TASK OBJECTIVE — Locate each line containing the string "ondas" and copy it out.
▶
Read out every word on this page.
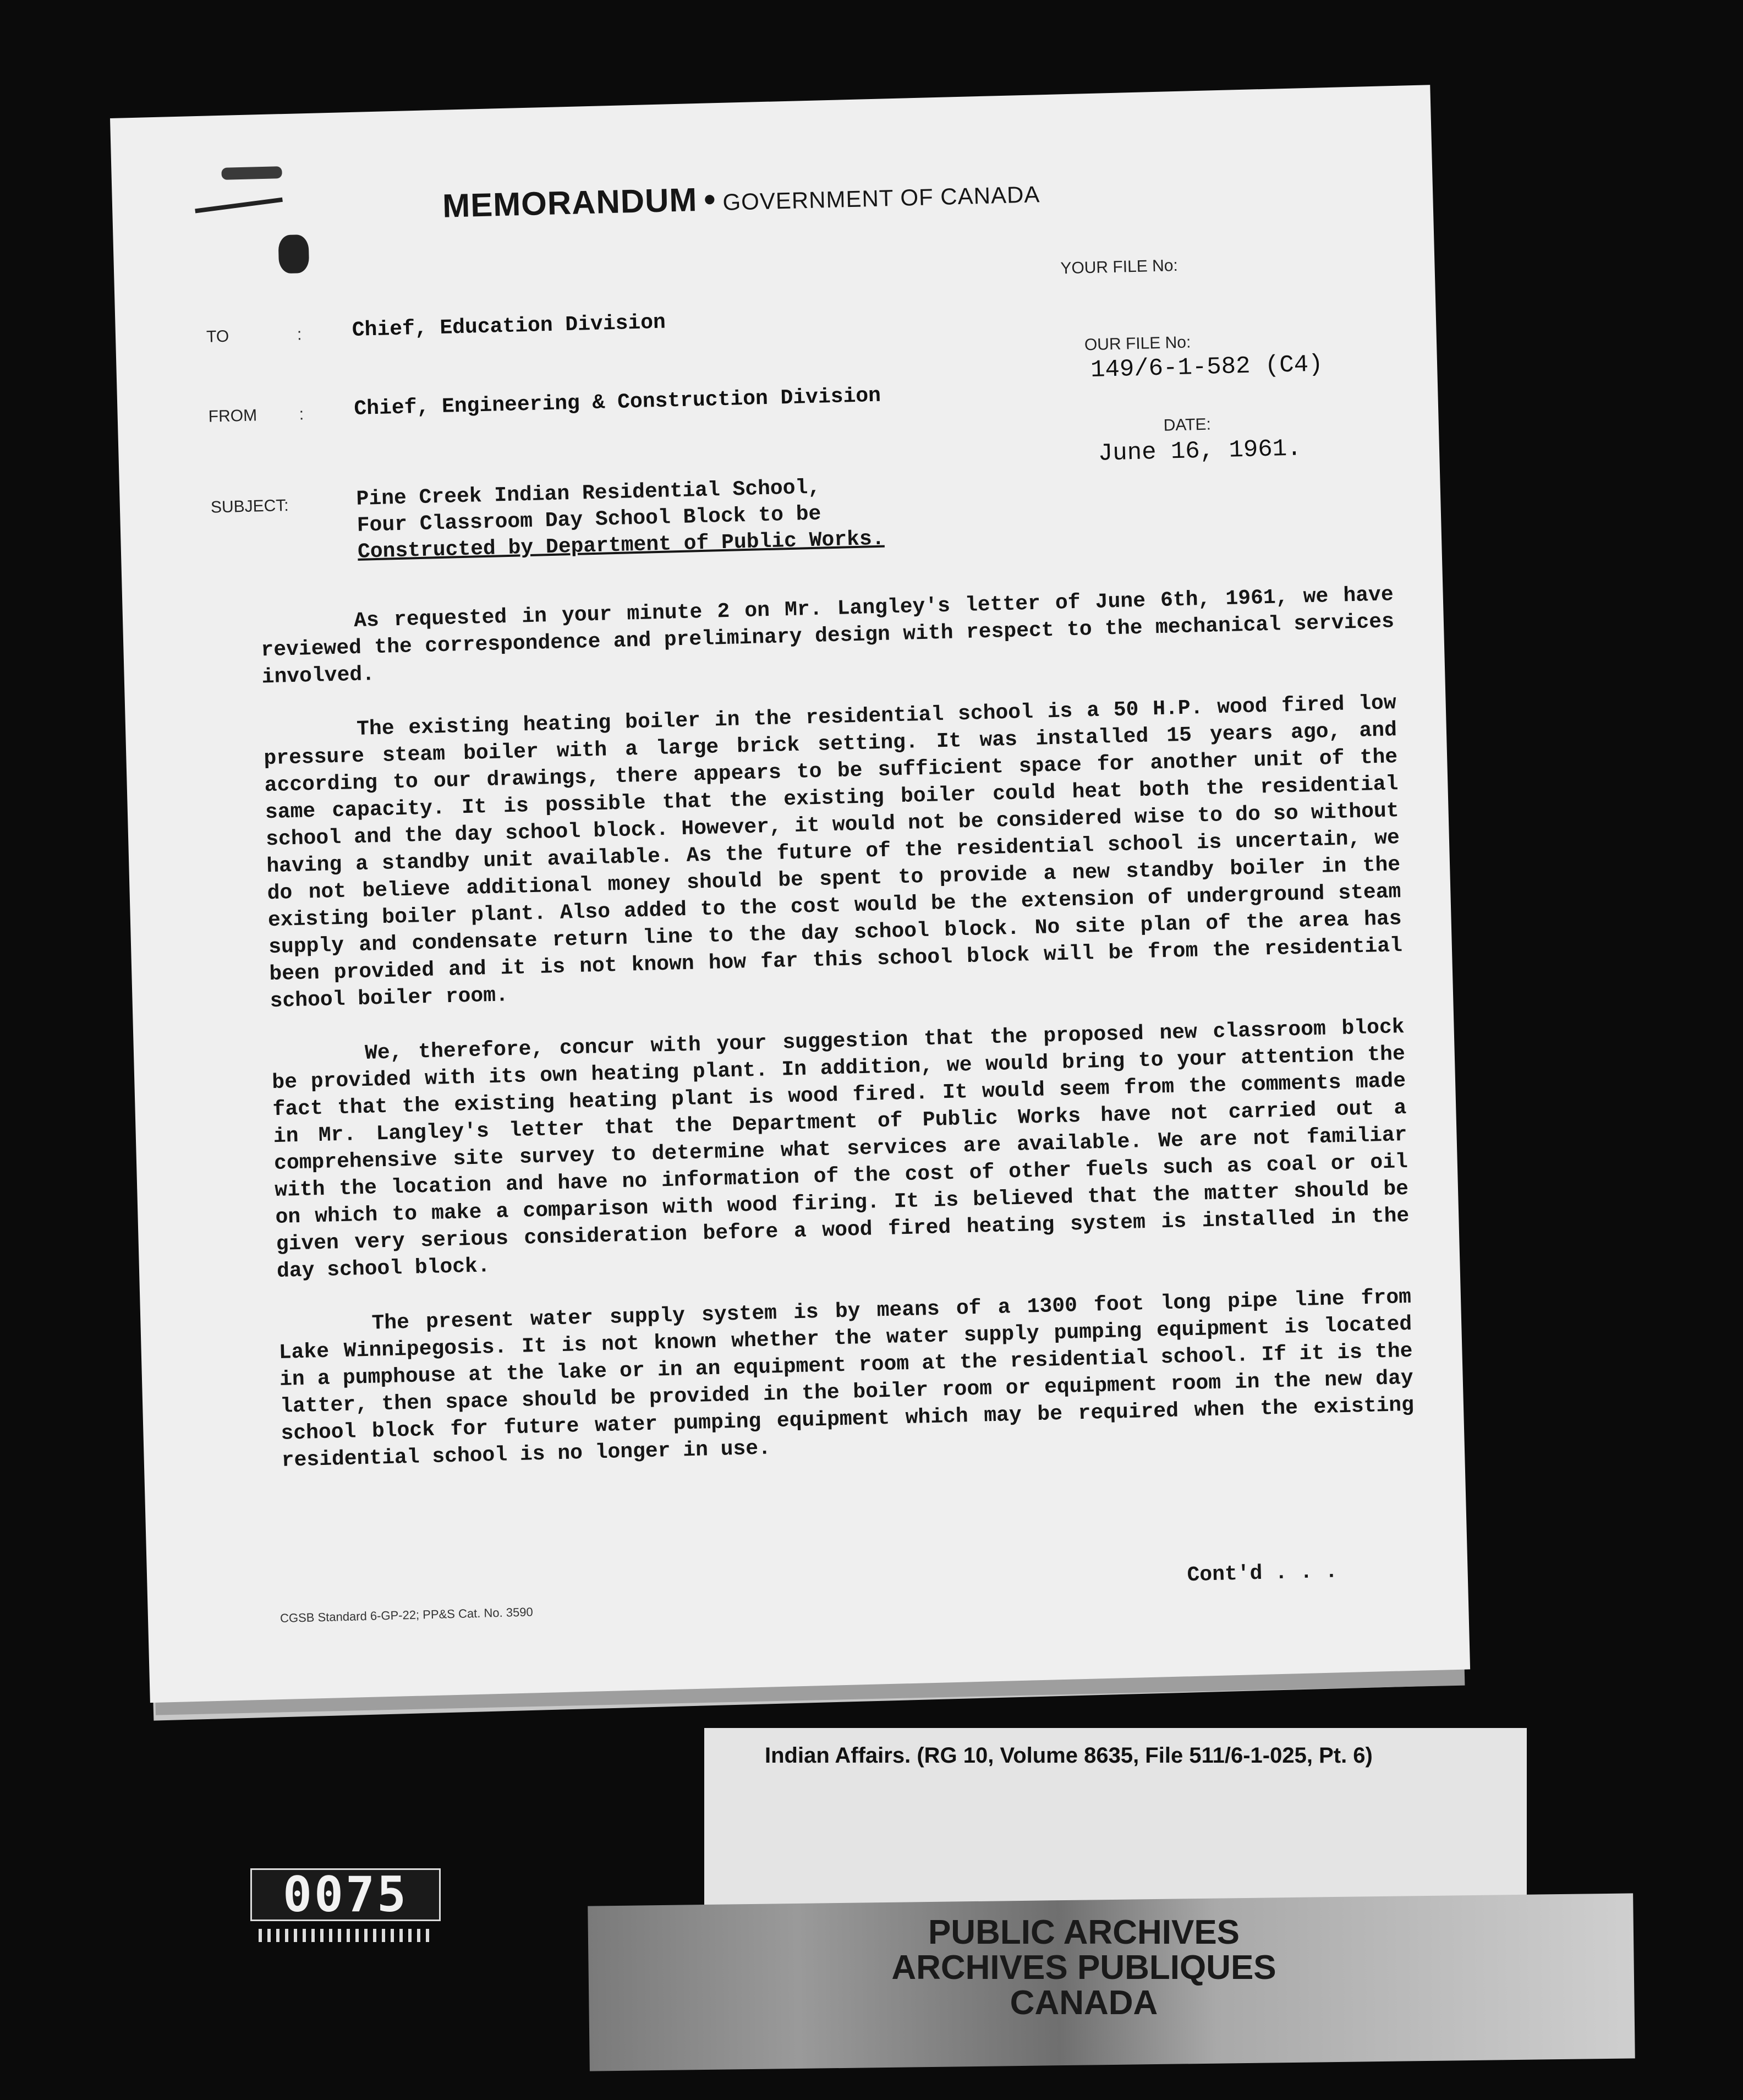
MEMORANDUM • GOVERNMENT OF CANADA
YOUR FILE No:
OUR FILE No:
149/6-1-582 (C4)
DATE:
June 16, 1961.
TO	: Chief, Education Division
FROM	: Chief, Engineering & Construction Division
SUBJECT:	Pine Creek Indian Residential School,
Four Classroom Day School Block to be
Constructed by Department of Public Works.

As requested in your minute 2 on Mr. Langley's letter of June 6th, 1961, we have reviewed the correspondence and preliminary design with respect to the mechanical services involved.

The existing heating boiler in the residential school is a 50 H.P. wood fired low pressure steam boiler with a large brick setting. It was installed 15 years ago, and according to our drawings, there appears to be sufficient space for another unit of the same capacity. It is possible that the existing boiler could heat both the residential school and the day school block. However, it would not be considered wise to do so without having a standby unit available. As the future of the residential school is uncertain, we do not believe additional money should be spent to provide a new standby boiler in the existing boiler plant. Also added to the cost would be the extension of underground steam supply and condensate return line to the day school block. No site plan of the area has been provided and it is not known how far this school block will be from the residential school boiler room.

We, therefore, concur with your suggestion that the proposed new classroom block be provided with its own heating plant. In addition, we would bring to your attention the fact that the existing heating plant is wood fired. It would seem from the comments made in Mr. Langley's letter that the Department of Public Works have not carried out a comprehensive site survey to determine what services are available. We are not familiar with the location and have no information of the cost of other fuels such as coal or oil on which to make a comparison with wood firing. It is believed that the matter should be given very serious consideration before a wood fired heating system is installed in the day school block.

The present water supply system is by means of a 1300 foot long pipe line from Lake Winnipegosis. It is not known whether the water supply pumping equipment is located in a pumphouse at the lake or in an equipment room at the residential school. If it is the latter, then space should be provided in the boiler room or equipment room in the new day school block for future water pumping equipment which may be required when the existing residential school is no longer in use.

Cont'd . . .
CGSB Standard 6-GP-22; PP&S Cat. No. 3590
Indian Affairs. (RG 10, Volume 8635, File 511/6-1-025, Pt. 6)
PUBLIC ARCHIVES
ARCHIVES PUBLIQUES
CANADA
0075
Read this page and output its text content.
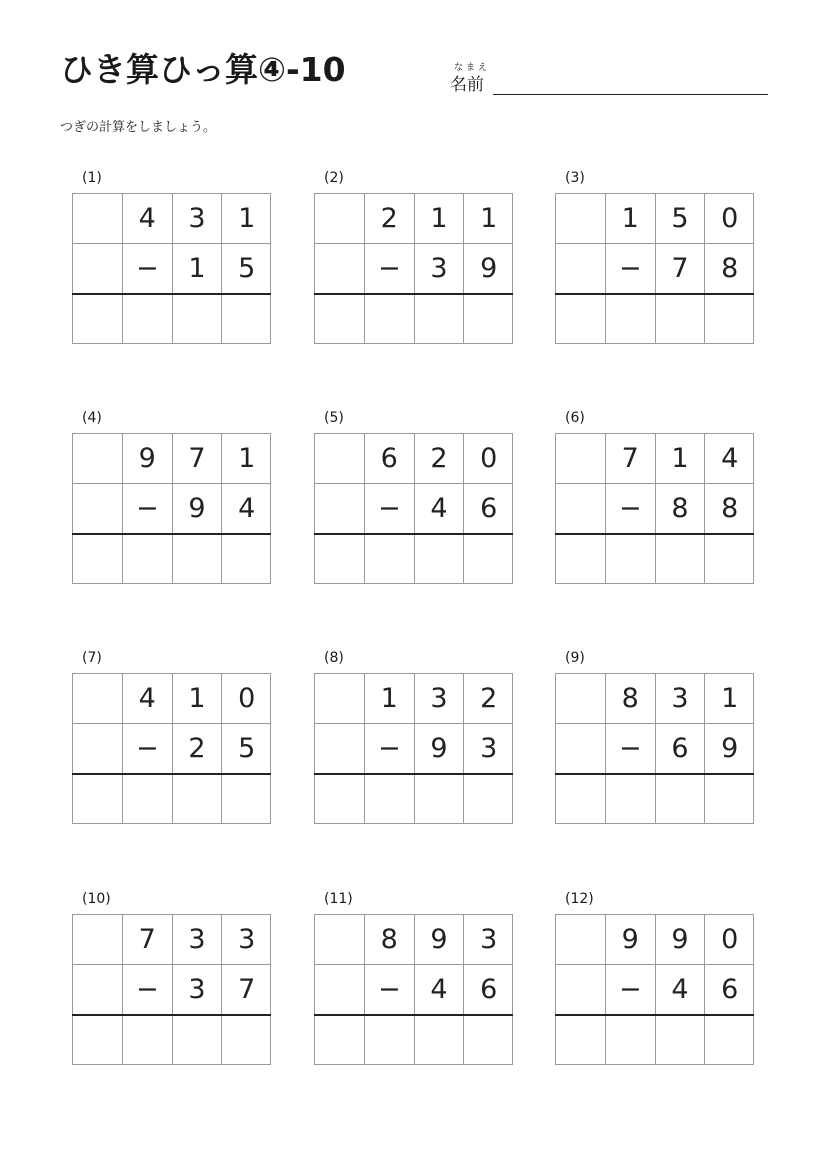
ひき算ひっ算④-10	なまえ
名前
つぎの計算をしましょう。
(1)
4	3	1
−	1	5
(2)
2	1	1
−	3	9
(3)
1	5	0
−	7	8
(4)
9	7	1
−	9	4
(5)
6	2	0
−	4	6
(6)
7	1	4
−	8	8
(7)
4	1	0
−	2	5
(8)
1	3	2
−	9	3
(9)
8	3	1
−	6	9
(10)
7	3	3
−	3	7
(11)
8	9	3
−	4	6
(12)
9	9	0
−	4	6
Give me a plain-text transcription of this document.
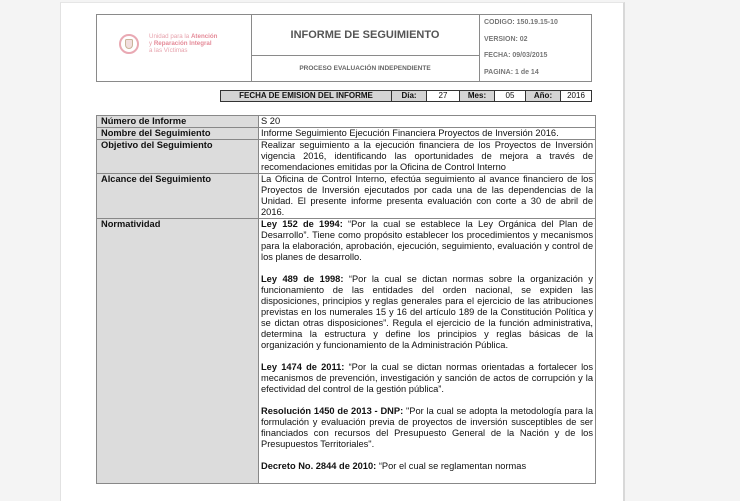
Unidad para la Atención
y Reparación Integral
a las Víctimas
INFORME DE SEGUIMIENTO
PROCESO EVALUACIÓN INDEPENDIENTE
CODIGO: 150.19.15-10
VERSION: 02
FECHA: 09/03/2015
PAGINA: 1 de 14
FECHA DE EMISION DEL INFORME	Día:	27	Mes:	05	Año:	2016
Número de Informe	S 20
Nombre del Seguimiento	Informe Seguimiento Ejecución Financiera Proyectos de Inversión 2016.
Objetivo del Seguimiento	Realizar seguimiento a la ejecución financiera de los Proyectos de Inversión vigencia 2016, identificando las oportunidades de mejora a través de recomendaciones emitidas por la Oficina de Control Interno
Alcance del Seguimiento	La Oficina de Control Interno, efectúa seguimiento al avance financiero de los Proyectos de Inversión ejecutados por cada una de las dependencias de la Unidad. El presente informe presenta evaluación con corte a 30 de abril de 2016.
Normatividad	Ley 152 de 1994: “Por la cual se establece la Ley Orgánica del Plan de Desarrollo”. Tiene como propósito establecer los procedimientos y mecanismos para la elaboración, aprobación, ejecución, seguimiento, evaluación y control de los planes de desarrollo.

Ley 489 de 1998: “Por la cual se dictan normas sobre la organización y funcionamiento de las entidades del orden nacional, se expiden las disposiciones, principios y reglas generales para el ejercicio de las atribuciones previstas en los numerales 15 y 16 del artículo 189 de la Constitución Política y se dictan otras disposiciones”. Regula el ejercicio de la función administrativa, determina la estructura y define los principios y reglas básicas de la organización y funcionamiento de la Administración Pública.

Ley 1474 de 2011: “Por la cual se dictan normas orientadas a fortalecer los mecanismos de prevención, investigación y sanción de actos de corrupción y la efectividad del control de la gestión pública”.

Resolución 1450 de 2013 - DNP: "Por la cual se adopta la metodología para la formulación y evaluación previa de proyectos de inversión susceptibles de ser financiados con recursos del Presupuesto General de la Nación y de los Presupuestos Territoriales".

Decreto No. 2844 de 2010: “Por el cual se reglamentan normas
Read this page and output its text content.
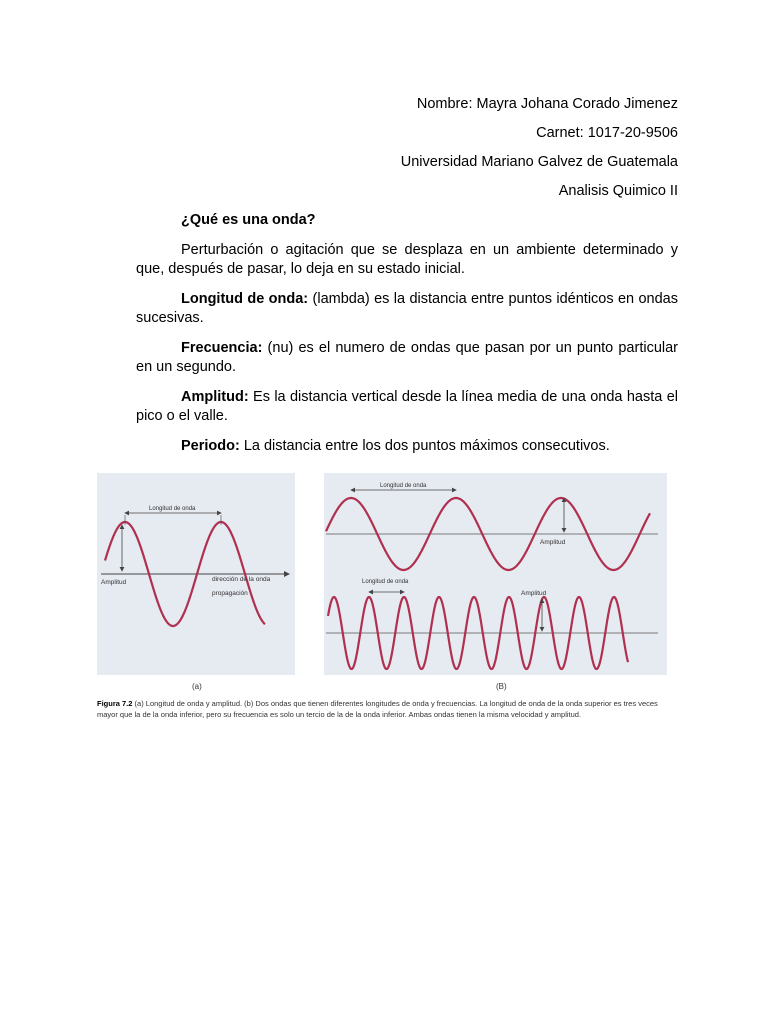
Nombre: Mayra Johana Corado Jimenez
Carnet: 1017-20-9506
Universidad Mariano Galvez de Guatemala
Analisis Quimico II
¿Qué es una onda?
Perturbación o agitación que se desplaza en un ambiente determinado y que, después de pasar, lo deja en su estado inicial.
Longitud de onda: (lambda) es la distancia entre puntos idénticos en ondas sucesivas.
Frecuencia: (nu) es el numero de ondas que pasan por un punto particular en un segundo.
Amplitud: Es la distancia vertical desde la línea media de una onda hasta el pico o el valle.
Periodo: La distancia entre los dos puntos máximos consecutivos.
Longitud de onda
Amplitud	dirección de la onda
propagación
Longitud de onda
Amplitud
Longitud de onda
Amplitud
(a)	(B)
Figura 7.2 (a) Longitud de onda y amplitud. (b) Dos ondas que tienen diferentes longitudes de onda y frecuencias. La longitud de onda de la onda superior es tres veces mayor que la de la onda inferior, pero su frecuencia es solo un tercio de la de la onda inferior. Ambas ondas tienen la misma velocidad y amplitud.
◀
RESULT —
Longitud de onda: (lambda) es la distancia entre puntos idénticos en ondas sucesivas.
Frecuencia: (nu) es el numero de ondas que pasan por un punto particular en un segundo.
Figura 7.2 (a) Longitud de onda y amplitud. (b) Dos ondas que tienen diferentes longitudes de onda y frecuencias. La longitud de onda de la onda superior es tres veces mayor que la de la onda inferior, pero su frecuencia es solo un tercio de la de la onda inferior. Ambas ondas tienen la misma velocidad y amplitud.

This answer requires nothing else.